## [INFORMATION GIVEN]
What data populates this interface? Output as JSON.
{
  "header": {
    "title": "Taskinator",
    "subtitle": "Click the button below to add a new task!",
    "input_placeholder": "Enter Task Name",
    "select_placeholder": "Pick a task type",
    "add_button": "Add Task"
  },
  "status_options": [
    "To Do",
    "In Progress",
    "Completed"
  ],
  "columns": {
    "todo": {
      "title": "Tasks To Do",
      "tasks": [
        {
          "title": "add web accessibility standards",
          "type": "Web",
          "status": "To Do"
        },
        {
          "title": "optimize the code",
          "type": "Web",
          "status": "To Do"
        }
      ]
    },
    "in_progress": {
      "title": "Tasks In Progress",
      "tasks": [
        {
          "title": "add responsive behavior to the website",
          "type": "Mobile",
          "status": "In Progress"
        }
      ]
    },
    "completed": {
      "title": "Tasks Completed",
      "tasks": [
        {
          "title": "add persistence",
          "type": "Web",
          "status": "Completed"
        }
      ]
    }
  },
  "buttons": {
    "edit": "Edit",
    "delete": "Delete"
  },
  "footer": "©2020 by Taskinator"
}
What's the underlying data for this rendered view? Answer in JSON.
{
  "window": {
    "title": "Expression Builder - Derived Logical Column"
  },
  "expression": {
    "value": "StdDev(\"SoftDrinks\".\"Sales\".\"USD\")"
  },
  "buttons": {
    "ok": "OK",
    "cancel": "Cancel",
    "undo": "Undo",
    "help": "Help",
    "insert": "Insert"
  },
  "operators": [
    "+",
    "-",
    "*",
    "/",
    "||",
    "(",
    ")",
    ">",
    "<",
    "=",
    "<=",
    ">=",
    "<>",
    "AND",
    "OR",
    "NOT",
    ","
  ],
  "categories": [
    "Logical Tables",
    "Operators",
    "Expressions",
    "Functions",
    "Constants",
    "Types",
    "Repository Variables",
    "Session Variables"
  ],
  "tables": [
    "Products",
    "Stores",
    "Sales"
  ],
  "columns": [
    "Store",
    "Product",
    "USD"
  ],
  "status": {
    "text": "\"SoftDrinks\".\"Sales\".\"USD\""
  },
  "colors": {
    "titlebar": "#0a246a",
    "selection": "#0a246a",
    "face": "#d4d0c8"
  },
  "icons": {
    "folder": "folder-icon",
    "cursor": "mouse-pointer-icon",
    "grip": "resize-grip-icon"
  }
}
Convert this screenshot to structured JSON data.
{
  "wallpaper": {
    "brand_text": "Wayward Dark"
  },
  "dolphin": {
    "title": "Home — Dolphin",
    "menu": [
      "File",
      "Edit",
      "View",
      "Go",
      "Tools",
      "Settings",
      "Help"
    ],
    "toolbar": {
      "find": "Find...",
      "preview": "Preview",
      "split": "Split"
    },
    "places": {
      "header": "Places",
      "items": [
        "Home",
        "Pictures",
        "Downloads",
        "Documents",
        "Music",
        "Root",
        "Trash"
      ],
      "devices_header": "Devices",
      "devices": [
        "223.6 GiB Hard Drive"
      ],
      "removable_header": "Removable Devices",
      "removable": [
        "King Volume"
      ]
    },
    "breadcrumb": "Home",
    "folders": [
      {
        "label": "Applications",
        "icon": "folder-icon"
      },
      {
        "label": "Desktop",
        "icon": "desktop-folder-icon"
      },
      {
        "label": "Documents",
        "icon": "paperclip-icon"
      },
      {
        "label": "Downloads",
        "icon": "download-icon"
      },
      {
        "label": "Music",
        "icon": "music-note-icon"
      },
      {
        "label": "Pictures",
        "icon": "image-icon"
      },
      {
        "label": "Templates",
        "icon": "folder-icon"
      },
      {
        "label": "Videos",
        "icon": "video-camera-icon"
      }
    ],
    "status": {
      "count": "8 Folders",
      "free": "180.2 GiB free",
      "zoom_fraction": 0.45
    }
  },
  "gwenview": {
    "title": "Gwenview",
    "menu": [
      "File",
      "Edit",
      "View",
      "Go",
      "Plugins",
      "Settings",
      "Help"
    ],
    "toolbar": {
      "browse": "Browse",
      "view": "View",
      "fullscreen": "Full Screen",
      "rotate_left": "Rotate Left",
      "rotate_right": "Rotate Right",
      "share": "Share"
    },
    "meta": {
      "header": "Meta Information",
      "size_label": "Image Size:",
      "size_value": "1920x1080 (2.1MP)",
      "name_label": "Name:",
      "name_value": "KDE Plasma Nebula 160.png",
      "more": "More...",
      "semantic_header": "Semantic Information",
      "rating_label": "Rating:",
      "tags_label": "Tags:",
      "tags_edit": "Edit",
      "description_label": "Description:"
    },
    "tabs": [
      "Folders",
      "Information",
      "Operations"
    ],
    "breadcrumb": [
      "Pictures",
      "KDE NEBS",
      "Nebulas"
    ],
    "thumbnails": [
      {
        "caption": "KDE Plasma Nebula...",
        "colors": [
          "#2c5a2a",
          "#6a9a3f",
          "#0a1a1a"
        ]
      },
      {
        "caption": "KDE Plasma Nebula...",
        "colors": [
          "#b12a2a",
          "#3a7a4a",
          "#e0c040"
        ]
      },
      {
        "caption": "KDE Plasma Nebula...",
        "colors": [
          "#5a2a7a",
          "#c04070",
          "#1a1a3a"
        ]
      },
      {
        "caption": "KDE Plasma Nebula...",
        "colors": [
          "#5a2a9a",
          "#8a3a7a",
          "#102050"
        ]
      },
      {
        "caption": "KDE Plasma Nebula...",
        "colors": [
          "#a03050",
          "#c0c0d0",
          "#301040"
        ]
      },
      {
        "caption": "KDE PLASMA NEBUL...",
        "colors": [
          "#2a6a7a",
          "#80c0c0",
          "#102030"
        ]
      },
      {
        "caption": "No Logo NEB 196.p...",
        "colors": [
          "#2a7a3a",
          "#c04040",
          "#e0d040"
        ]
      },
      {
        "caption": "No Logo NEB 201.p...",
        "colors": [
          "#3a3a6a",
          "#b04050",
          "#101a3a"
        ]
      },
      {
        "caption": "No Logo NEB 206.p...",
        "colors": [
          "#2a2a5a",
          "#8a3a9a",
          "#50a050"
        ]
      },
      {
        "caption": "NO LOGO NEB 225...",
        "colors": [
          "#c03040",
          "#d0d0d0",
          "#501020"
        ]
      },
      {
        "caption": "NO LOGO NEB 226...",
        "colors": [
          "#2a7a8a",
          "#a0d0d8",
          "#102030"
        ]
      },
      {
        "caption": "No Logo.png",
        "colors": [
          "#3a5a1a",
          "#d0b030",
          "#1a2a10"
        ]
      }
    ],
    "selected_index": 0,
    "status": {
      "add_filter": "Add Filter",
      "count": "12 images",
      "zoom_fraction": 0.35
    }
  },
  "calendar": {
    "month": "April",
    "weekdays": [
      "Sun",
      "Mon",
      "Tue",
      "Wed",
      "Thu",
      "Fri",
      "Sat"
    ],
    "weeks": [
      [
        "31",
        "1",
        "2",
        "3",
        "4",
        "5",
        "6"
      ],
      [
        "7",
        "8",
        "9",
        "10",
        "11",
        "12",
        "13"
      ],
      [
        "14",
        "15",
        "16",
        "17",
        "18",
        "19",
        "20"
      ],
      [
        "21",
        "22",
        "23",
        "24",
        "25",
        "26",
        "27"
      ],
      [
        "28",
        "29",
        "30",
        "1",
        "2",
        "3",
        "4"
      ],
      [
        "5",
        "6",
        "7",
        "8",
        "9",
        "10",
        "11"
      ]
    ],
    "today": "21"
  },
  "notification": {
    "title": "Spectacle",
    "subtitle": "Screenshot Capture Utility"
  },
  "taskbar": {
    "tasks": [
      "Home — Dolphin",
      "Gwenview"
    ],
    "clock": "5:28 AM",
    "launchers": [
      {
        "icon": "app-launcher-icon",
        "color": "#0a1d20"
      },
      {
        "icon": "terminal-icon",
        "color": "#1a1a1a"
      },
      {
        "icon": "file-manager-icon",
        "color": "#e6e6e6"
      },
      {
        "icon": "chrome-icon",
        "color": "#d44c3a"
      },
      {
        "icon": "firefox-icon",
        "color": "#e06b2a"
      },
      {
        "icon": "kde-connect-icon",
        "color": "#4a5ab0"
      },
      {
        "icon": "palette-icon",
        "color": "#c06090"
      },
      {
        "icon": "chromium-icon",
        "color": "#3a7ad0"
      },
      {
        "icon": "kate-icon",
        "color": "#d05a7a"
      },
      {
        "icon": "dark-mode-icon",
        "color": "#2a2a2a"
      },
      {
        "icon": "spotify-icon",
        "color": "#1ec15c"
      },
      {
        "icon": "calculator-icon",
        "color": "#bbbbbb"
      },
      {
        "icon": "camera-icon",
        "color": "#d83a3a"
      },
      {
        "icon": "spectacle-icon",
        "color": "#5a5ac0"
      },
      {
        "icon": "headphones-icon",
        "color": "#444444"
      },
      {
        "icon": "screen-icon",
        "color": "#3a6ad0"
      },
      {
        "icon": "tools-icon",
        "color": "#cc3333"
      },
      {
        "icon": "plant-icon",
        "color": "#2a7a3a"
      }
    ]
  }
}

## [EXERCISE DIRECTIONS]
Pull out every line of the entries that includes the word "Rotate".

## [CORRECT OUTPUT]
      "rotate_left": "Rotate Left",
      "rotate_right": "Rotate Right",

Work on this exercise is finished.